__Exercise requirements__
Select the lines that hold the word "ดพระธาต" and copy each one.

================

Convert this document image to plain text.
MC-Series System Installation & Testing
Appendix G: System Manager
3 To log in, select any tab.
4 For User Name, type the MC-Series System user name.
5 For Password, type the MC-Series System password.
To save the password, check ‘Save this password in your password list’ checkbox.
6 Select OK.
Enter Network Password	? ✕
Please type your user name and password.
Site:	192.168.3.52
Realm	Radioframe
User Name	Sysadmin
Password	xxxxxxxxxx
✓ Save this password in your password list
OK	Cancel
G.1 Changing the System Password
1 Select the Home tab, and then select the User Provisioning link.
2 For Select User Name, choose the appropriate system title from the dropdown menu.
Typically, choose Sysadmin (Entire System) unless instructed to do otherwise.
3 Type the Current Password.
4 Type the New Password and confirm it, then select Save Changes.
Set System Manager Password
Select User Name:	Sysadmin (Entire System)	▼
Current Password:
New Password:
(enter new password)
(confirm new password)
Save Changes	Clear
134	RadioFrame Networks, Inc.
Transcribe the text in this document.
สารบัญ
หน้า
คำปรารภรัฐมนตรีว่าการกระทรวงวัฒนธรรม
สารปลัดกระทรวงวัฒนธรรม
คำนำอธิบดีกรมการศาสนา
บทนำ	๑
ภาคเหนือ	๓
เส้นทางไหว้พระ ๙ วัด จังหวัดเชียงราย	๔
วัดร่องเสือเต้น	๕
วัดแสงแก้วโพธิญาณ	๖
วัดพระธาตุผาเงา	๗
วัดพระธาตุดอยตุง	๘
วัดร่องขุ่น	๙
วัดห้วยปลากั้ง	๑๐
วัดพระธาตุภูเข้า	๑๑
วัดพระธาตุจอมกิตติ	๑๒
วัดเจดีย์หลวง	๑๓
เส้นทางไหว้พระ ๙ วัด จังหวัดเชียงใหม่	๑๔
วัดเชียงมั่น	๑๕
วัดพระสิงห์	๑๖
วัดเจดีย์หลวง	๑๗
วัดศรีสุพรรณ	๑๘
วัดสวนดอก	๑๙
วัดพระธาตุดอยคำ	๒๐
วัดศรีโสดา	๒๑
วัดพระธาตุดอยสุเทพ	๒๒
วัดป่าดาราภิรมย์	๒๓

================

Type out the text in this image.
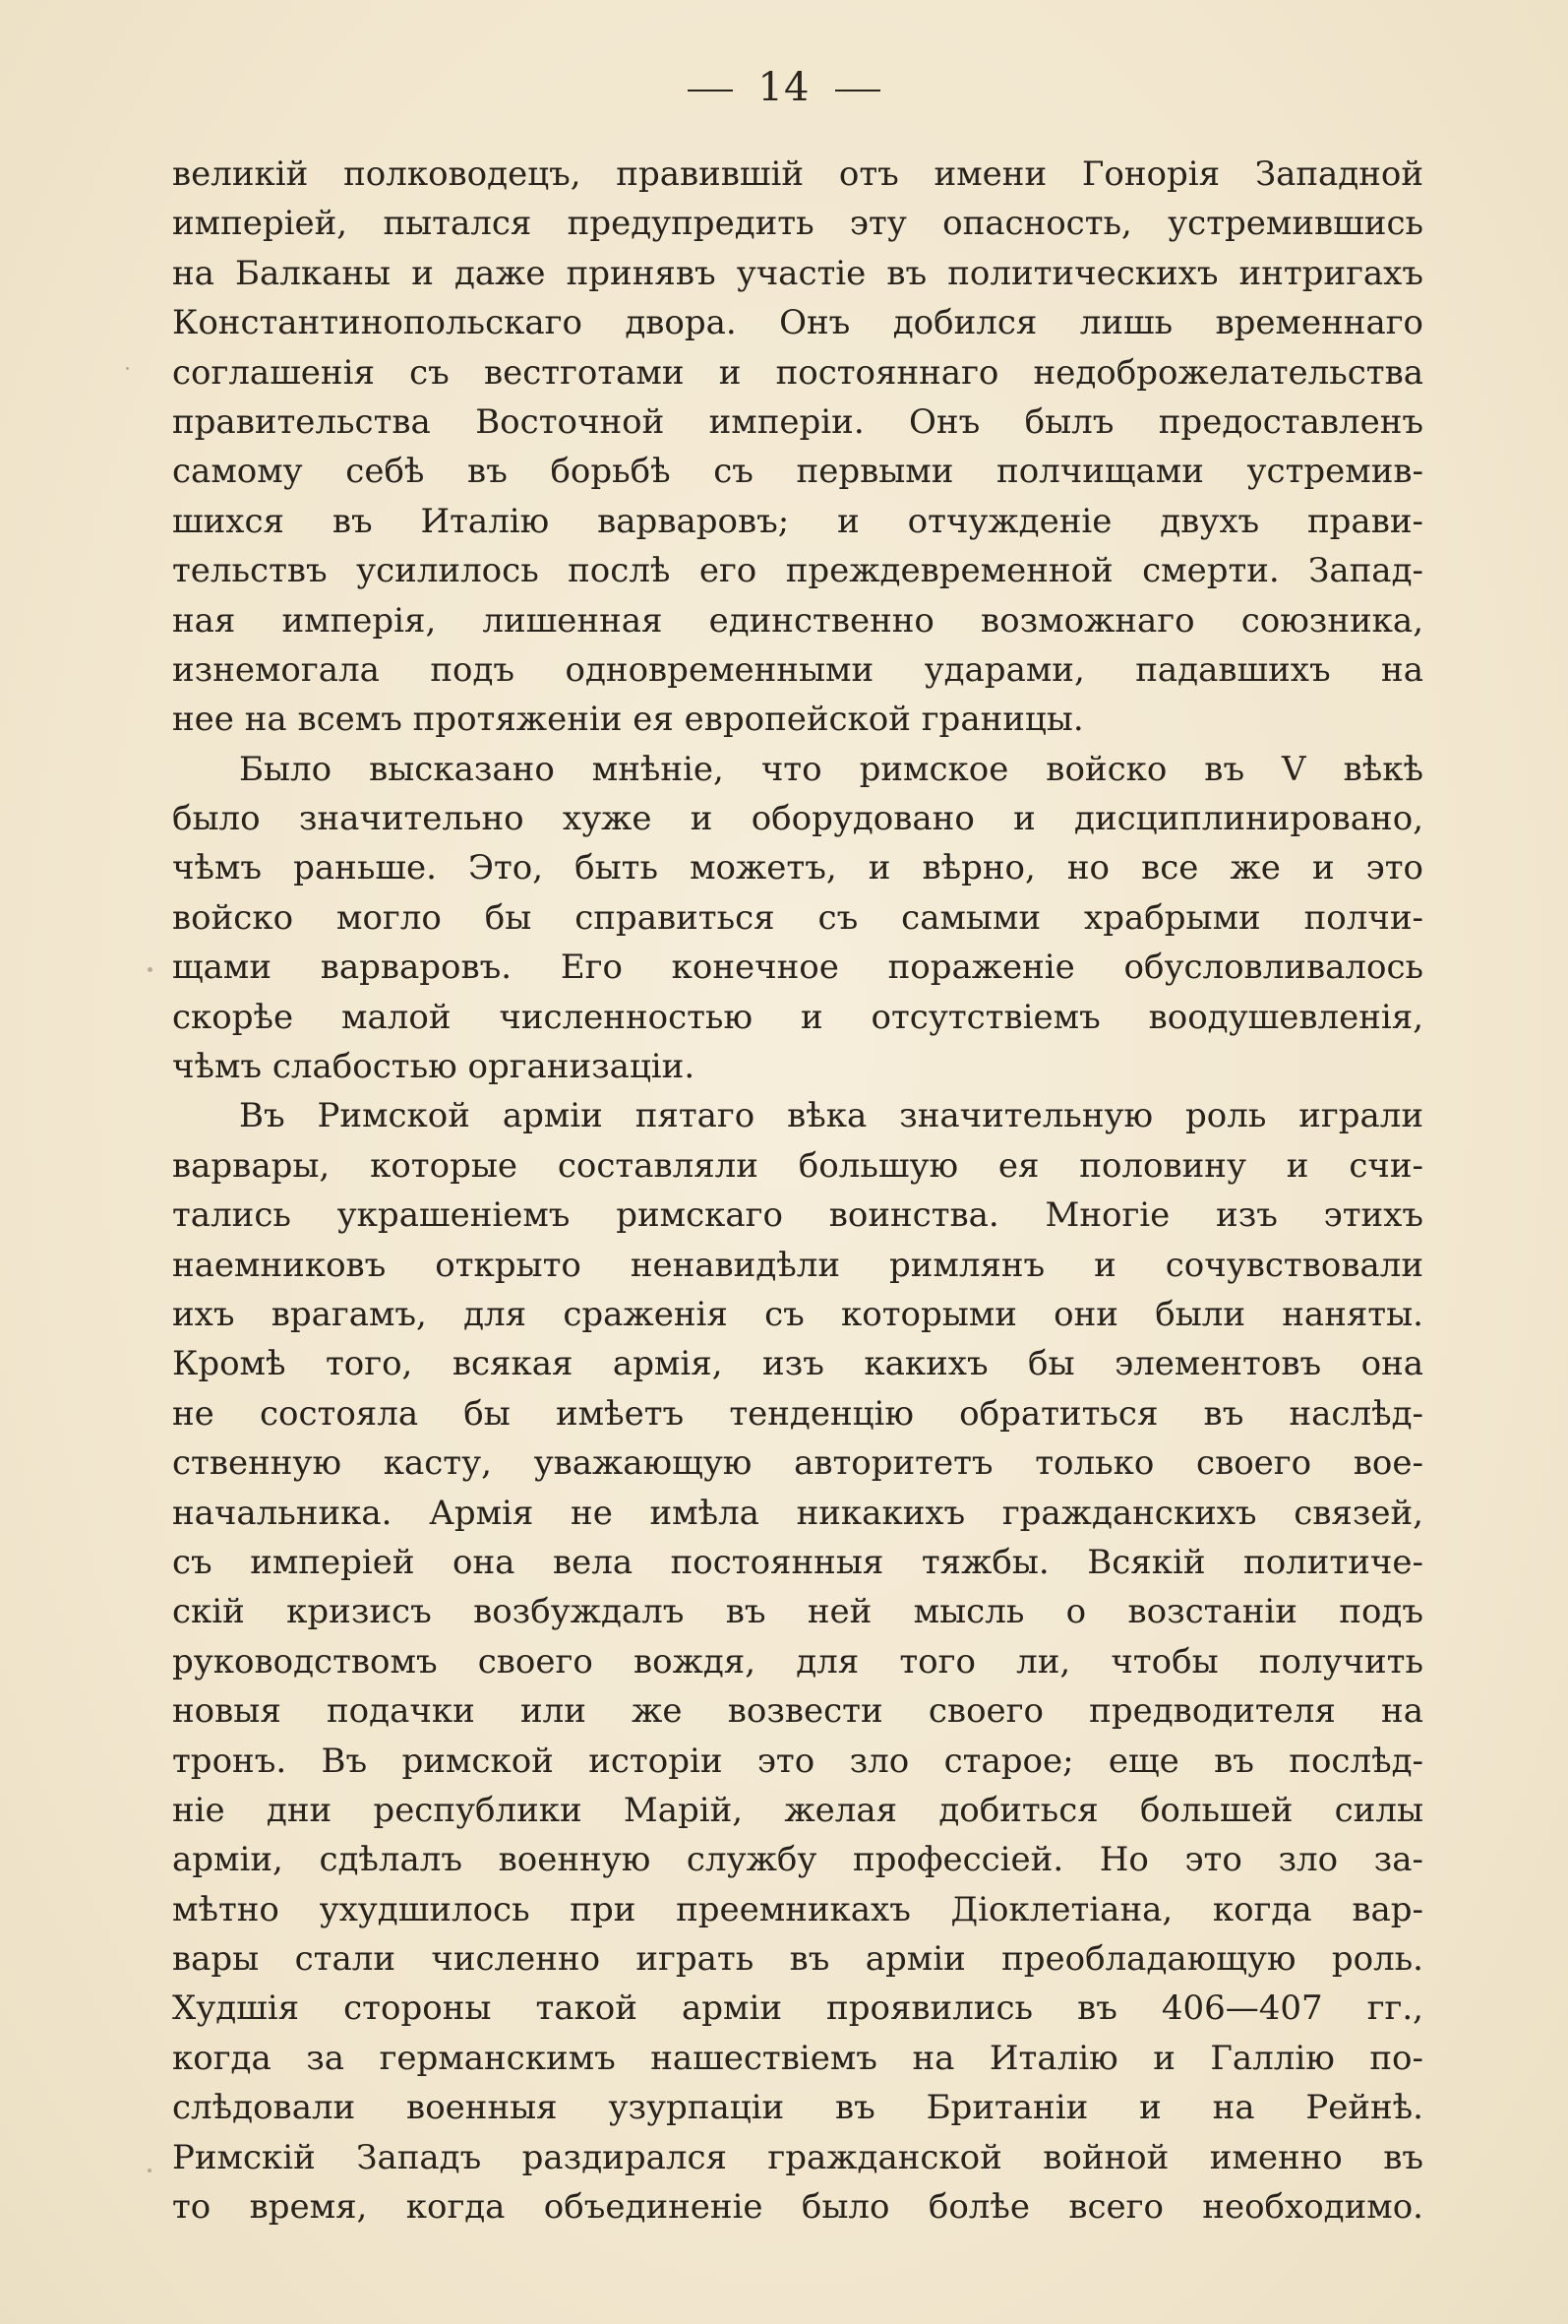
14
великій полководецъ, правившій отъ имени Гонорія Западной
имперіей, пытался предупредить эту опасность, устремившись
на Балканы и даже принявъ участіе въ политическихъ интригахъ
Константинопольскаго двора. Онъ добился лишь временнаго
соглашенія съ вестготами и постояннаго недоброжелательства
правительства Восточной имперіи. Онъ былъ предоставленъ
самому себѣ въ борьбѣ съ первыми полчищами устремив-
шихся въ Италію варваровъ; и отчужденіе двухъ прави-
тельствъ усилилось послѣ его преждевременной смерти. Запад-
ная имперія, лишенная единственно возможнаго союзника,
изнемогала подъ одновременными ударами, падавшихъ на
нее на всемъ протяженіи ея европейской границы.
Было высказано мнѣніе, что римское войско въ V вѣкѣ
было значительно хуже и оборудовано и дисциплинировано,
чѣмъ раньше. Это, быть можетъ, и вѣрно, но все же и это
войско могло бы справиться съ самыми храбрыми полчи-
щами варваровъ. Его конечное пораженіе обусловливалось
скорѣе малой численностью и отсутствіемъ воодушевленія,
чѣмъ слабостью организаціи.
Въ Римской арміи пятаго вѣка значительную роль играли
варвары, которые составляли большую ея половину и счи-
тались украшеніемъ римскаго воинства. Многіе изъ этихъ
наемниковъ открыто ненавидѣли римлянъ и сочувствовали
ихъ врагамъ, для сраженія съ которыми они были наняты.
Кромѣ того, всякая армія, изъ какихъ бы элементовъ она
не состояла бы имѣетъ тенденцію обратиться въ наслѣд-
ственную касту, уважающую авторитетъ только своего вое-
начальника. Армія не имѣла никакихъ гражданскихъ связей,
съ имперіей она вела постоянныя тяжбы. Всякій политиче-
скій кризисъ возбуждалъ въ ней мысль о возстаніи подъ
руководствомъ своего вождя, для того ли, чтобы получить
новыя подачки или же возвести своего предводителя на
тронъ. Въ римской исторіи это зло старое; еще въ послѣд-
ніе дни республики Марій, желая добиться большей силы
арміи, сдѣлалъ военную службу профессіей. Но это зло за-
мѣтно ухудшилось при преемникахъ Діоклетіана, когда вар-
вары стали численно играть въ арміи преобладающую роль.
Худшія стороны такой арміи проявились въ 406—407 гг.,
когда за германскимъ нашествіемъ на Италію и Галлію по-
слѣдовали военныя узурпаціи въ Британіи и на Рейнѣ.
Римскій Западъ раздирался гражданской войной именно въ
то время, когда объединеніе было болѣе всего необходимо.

================

__The completed task__
วัดพระธาตุผาเงา	๗
วัดพระธาตุดอยตุง	๘
วัดพระธาตุภูเข้า	๑๑
วัดพระธาตุจอมกิตติ	๑๒
วัดพระธาตุดอยคำ	๒๐
วัดพระธาตุดอยสุเทพ	๒๒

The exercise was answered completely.